** Start Document **

From Pomona, the group proceeds to have lunch at a Hometown Buffet in Montclair, and the heads out to West Colton, with a brief excursion to the Colton crossing of the BNSF and UP, which is likely to receive a grade-separation in the next few years, before arriving at the UP West Colton Yard, headquarters of the UP's Los Angeles Service Unit.

UP West Colton Yard

Our host in West Colton was Tom Florence, Manager of UP's Los Angeles Service Unit. Tom manages all of UP's routes and facilities within an area bounded by Yuma, Las Vegas, Bakersfield, San Luis Obispo and the coast and land boundaries of California south and west of those locations, including everything in Los Angeles. Tom gave half the group a briefing on UP's current activities in the LA Service Unit, while the other half visited the West Colton Yard Tower, one floor above, with the groups then trading places. Tom and his staff have had a busy week with a major derailment on Beaumont Hill and several other incidents within the area!

** End Document **

Stated exercise A: Please render the entries below as a Markdown table with columns Row and Line, covering everything from the line containing "edit-button[interactable]: 编辑 <box>1557 392" down to the line containing "column-header-base[interactable]: 所属基地 <box>1360". Number each row and leave out blank lines.

** Start Dataset extract **

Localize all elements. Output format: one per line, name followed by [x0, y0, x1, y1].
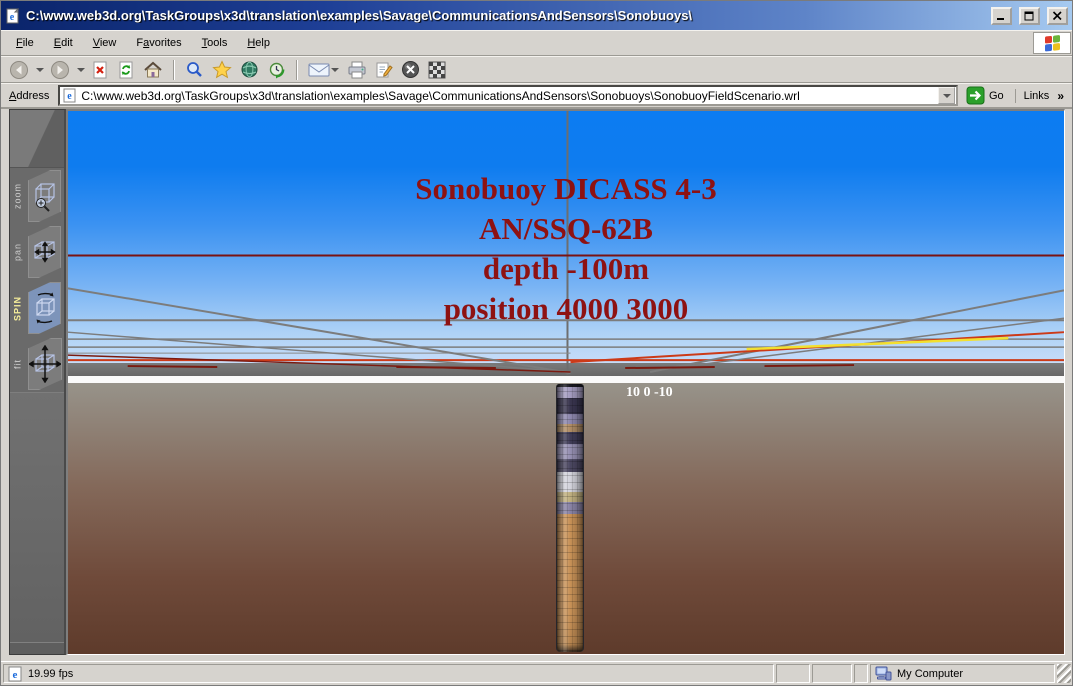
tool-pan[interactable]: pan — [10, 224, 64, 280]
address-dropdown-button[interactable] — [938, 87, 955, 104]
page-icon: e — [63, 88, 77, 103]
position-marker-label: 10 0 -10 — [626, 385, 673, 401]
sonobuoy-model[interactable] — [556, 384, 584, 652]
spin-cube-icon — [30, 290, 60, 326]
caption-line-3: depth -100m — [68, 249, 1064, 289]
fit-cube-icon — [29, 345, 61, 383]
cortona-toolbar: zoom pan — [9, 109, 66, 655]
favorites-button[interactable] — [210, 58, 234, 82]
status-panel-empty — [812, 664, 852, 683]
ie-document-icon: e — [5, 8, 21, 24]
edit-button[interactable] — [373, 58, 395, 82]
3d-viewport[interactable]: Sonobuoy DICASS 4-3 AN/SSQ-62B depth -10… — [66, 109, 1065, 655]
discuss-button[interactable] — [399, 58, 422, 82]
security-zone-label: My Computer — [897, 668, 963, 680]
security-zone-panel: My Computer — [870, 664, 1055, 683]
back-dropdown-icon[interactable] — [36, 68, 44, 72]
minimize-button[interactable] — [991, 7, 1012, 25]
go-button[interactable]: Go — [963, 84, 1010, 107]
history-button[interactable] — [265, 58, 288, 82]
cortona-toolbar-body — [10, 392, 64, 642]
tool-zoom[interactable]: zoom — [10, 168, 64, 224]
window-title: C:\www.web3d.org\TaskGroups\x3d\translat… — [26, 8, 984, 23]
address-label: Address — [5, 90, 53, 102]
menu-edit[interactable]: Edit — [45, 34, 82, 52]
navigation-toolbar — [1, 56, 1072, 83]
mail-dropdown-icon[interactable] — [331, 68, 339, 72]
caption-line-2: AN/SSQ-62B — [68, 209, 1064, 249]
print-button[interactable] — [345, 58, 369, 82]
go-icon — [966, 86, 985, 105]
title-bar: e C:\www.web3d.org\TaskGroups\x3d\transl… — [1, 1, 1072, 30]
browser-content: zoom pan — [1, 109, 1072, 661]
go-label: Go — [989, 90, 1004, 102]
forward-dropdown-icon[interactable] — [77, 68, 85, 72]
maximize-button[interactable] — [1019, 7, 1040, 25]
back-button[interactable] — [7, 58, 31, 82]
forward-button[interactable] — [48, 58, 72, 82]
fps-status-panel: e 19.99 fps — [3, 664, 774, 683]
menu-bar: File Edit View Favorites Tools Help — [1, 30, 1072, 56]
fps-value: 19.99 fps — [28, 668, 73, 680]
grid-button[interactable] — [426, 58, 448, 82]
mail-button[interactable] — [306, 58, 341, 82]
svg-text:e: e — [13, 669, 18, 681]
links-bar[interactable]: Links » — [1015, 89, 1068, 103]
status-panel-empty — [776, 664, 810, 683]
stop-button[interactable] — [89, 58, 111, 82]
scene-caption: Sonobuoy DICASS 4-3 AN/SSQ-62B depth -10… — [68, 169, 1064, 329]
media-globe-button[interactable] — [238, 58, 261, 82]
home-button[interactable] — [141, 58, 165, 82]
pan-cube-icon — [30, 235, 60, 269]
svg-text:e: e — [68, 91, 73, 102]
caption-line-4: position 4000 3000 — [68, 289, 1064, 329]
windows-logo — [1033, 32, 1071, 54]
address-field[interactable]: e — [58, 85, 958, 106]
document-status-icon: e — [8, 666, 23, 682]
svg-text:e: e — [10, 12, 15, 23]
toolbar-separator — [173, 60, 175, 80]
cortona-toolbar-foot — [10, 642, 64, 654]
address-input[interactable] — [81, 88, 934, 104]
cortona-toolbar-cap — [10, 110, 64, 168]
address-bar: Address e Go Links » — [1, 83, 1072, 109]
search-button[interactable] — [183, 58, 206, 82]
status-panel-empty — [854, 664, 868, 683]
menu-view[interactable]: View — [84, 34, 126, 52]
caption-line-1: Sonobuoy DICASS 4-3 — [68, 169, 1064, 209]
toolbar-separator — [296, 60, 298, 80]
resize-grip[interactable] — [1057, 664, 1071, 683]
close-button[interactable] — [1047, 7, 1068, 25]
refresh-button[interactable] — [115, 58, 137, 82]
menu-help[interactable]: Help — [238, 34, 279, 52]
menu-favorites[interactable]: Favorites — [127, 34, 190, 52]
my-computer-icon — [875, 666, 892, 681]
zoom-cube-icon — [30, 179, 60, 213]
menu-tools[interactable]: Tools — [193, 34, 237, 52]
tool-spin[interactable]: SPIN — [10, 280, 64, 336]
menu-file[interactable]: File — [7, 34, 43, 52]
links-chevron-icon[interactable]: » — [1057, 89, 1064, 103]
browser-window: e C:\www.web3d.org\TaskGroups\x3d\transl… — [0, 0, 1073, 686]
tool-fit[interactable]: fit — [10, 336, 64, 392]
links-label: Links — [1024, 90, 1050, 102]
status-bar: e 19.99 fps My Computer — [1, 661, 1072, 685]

** End Dataset extract **
** Start Dataset extract **

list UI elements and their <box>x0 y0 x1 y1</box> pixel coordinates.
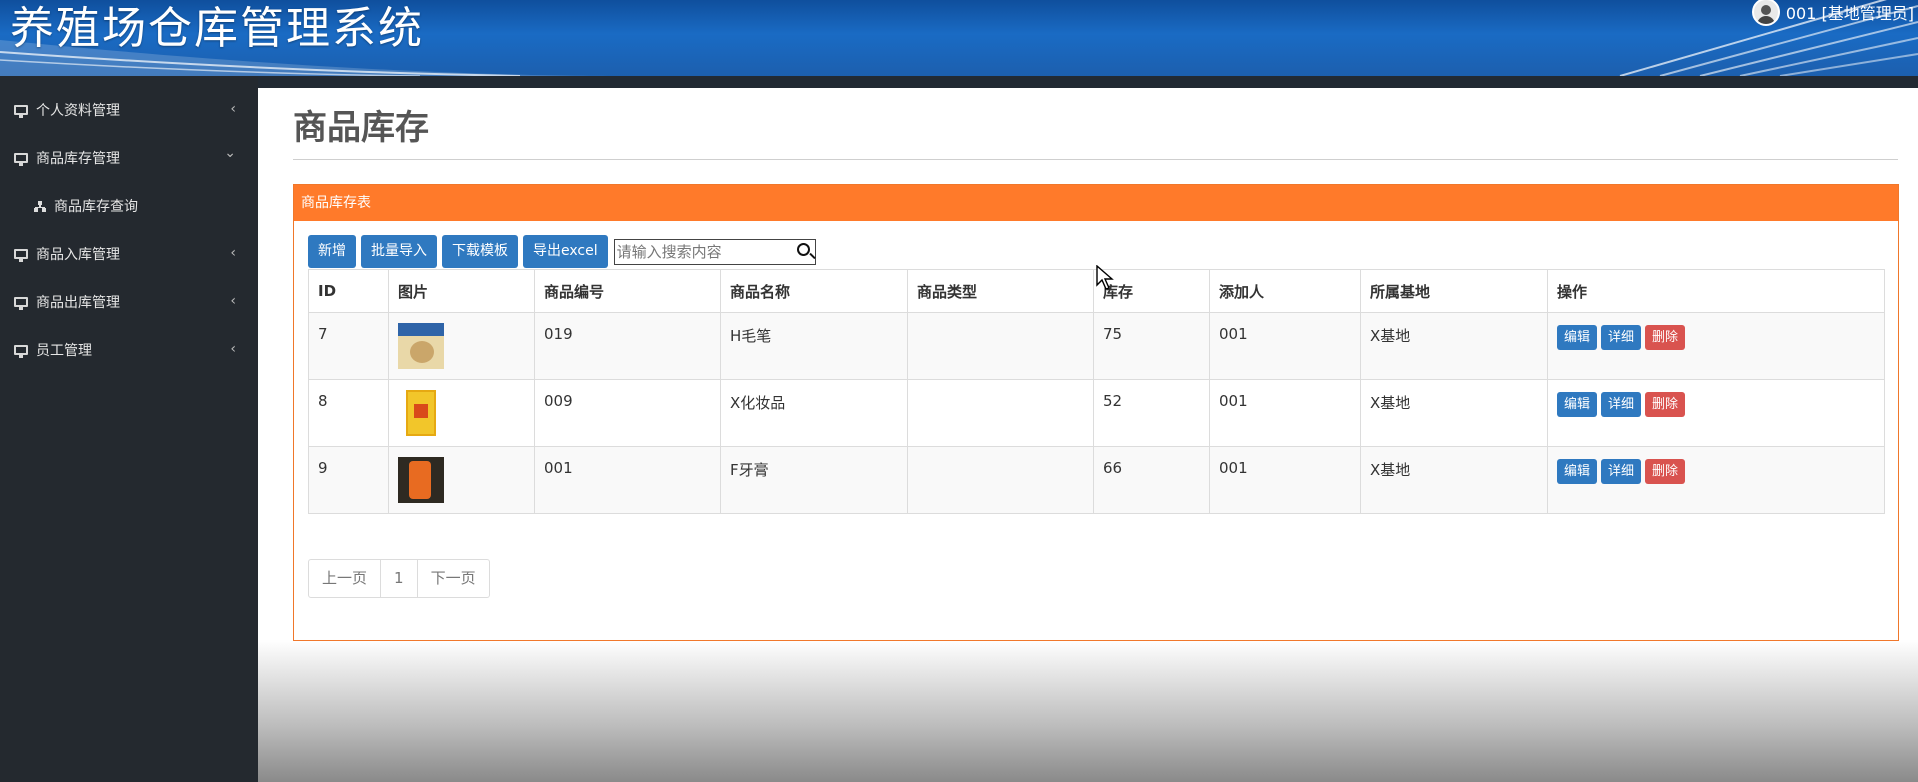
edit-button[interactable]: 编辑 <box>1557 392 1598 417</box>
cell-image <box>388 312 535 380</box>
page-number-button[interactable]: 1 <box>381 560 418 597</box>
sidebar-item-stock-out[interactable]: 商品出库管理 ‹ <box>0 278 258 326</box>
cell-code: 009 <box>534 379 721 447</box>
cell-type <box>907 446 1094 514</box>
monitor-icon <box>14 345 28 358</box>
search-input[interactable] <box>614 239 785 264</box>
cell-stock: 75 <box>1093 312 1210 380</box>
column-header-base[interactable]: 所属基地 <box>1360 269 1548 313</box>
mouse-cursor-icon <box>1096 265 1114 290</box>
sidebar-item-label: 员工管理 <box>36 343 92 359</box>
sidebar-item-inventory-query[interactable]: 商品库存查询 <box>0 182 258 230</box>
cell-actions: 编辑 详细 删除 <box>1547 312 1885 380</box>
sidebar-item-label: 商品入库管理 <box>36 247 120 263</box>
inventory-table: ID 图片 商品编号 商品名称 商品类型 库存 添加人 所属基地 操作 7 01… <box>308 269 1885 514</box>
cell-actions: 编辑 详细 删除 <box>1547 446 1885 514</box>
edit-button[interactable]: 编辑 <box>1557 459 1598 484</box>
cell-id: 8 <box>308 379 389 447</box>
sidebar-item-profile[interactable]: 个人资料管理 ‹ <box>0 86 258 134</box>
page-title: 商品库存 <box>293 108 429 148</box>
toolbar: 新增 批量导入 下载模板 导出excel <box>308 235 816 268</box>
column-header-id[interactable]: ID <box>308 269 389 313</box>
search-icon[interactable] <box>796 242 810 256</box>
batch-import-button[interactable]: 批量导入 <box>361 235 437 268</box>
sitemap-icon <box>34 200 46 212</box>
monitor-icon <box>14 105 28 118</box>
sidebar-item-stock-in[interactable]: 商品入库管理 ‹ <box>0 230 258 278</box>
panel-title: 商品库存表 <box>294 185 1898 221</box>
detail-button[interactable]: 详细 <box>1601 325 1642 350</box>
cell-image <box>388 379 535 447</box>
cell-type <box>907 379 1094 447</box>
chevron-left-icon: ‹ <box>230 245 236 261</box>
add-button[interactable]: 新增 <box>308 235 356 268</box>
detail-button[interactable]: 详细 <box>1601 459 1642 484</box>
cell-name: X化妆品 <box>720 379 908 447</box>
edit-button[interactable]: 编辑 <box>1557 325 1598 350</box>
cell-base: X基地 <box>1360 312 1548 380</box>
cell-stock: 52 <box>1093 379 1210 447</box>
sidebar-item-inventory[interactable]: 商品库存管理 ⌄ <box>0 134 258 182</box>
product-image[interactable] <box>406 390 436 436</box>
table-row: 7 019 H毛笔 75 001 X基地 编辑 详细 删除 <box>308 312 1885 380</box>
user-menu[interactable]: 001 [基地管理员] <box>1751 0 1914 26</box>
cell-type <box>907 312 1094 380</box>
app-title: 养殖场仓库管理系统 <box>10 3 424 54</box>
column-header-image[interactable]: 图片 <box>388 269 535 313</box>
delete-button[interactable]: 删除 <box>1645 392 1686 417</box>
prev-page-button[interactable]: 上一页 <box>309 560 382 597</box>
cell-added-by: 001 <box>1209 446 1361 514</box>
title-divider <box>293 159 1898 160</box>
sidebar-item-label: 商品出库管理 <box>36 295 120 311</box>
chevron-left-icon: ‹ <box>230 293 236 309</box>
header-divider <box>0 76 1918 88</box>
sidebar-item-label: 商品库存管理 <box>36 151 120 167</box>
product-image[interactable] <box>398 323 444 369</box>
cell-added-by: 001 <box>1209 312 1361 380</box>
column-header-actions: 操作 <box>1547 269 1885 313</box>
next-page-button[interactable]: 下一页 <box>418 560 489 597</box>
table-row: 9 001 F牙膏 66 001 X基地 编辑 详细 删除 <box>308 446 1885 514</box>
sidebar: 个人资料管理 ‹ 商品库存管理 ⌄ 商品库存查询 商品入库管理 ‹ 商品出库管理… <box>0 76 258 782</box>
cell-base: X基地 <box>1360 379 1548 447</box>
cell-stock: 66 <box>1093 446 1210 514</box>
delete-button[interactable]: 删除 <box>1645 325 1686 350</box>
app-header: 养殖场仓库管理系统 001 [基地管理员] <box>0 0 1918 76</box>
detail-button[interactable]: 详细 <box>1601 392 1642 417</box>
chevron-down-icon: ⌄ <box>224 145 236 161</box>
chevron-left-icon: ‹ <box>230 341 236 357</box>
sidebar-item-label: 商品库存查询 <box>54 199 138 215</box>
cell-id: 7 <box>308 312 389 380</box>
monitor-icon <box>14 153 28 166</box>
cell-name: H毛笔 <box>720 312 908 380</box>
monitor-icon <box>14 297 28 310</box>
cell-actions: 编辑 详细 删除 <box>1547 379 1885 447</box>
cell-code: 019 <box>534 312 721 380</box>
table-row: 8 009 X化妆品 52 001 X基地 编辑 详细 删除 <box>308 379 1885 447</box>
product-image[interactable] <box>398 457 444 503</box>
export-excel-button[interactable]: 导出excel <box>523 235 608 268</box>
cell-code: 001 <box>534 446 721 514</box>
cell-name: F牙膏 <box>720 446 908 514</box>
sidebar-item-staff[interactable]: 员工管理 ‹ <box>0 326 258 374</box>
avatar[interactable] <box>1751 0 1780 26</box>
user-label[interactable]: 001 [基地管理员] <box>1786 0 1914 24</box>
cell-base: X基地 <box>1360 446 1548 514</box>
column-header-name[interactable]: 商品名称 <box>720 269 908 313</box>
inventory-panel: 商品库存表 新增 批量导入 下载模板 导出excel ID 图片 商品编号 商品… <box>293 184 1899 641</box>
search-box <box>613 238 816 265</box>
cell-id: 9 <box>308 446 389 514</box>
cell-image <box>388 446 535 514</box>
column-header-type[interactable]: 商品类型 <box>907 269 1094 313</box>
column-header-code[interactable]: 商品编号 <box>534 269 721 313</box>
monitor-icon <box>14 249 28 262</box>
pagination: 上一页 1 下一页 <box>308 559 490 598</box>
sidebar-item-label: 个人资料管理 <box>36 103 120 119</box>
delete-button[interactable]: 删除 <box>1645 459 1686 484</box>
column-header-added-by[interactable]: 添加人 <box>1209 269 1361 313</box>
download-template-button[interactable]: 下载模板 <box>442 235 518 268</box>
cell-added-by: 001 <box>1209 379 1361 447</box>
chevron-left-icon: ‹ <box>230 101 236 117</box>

** End Dataset extract **

Stated exercise B: Reproduce everything in the West Colton Yard passage from "From Pomona, the" down to "the UP's Los Angeles Service Unit.".

Exercise response A:
| Row | Line |
|---|---|
| 1 | edit-button[interactable]: 编辑 <box>1557 392 1598 417</box> |
| 2 | cell-image <box>388 312 535 380</box> |
| 3 | page-number-button[interactable]: 1 <box>381 560 418 597</box> |
| 4 | sidebar-item-stock-out[interactable]: 商品出库管理 ‹ <box>0 278 258 326</box> |
| 5 | cell-code: 009 <box>534 379 721 447</box> |
| 6 | cell-type <box>907 446 1094 514</box> |
| 7 | monitor-icon <box>14 345 28 358</box> |
| 8 | search-input[interactable] <box>614 239 785 264</box> |
| 9 | cell-stock: 75 <box>1093 312 1210 380</box> |
| 10 | column-header-base[interactable]: 所属基地 <box>1360 269 1548 313</box> |

Exercise response B:
From Pomona, the group proceeds to have lunch at a Hometown Buffet in Montclair, and the heads out to West Colton, with a brief excursion to the Colton crossing of the BNSF and UP, which is likely to receive a grade-separation in the next few years, before arriving at the UP West Colton Yard, headquarters of the UP's Los Angeles Service Unit.